(Stored data)
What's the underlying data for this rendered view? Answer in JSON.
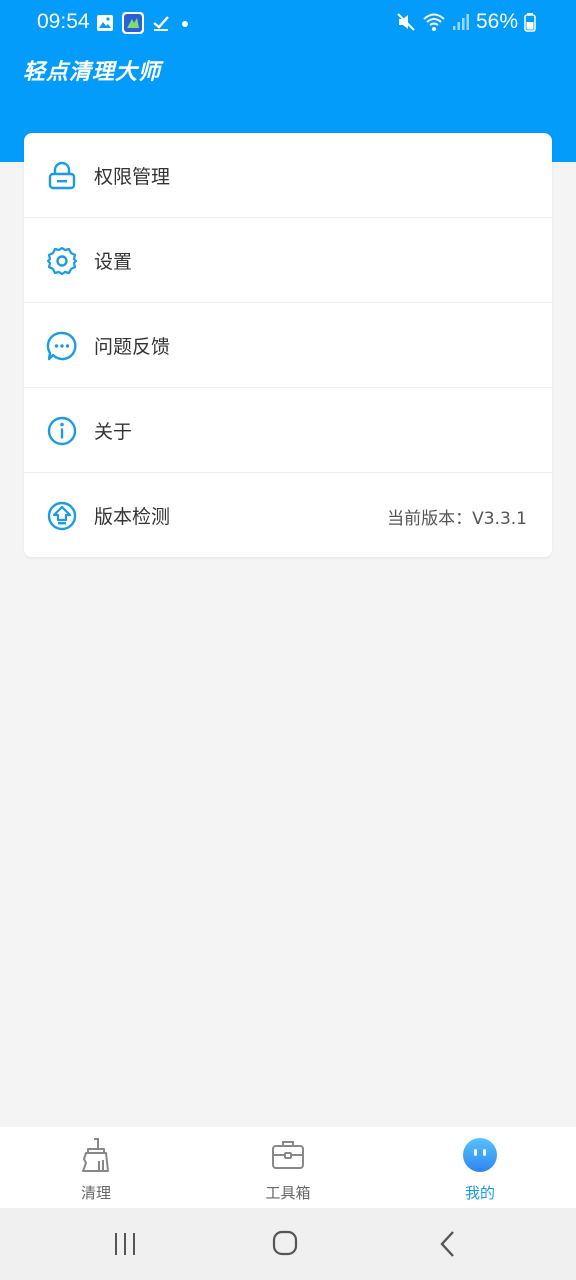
{
  "status_bar": {
    "time": "09:54",
    "battery": "56%",
    "left_icons": [
      "gallery-icon",
      "app-icon",
      "check-icon",
      "dot-icon"
    ],
    "right_icons": [
      "mute-icon",
      "wifi-icon",
      "signal-icon",
      "battery-icon"
    ]
  },
  "header": {
    "title": "轻点清理大师",
    "color": "#039cfa"
  },
  "menu": {
    "items": [
      {
        "label": "权限管理",
        "icon": "lock-icon"
      },
      {
        "label": "设置",
        "icon": "gear-icon"
      },
      {
        "label": "问题反馈",
        "icon": "chat-icon"
      },
      {
        "label": "关于",
        "icon": "info-icon"
      },
      {
        "label": "版本检测",
        "icon": "upgrade-icon",
        "extra": "当前版本：V3.3.1"
      }
    ]
  },
  "bottom_nav": {
    "items": [
      {
        "label": "清理",
        "icon": "broom-icon",
        "active": false
      },
      {
        "label": "工具箱",
        "icon": "toolbox-icon",
        "active": false
      },
      {
        "label": "我的",
        "icon": "face-icon",
        "active": true
      }
    ]
  },
  "accent_color": "#1a9be6"
}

Problem description: Report only the number of lines in the data above that contain "label".

Completed exercise: 8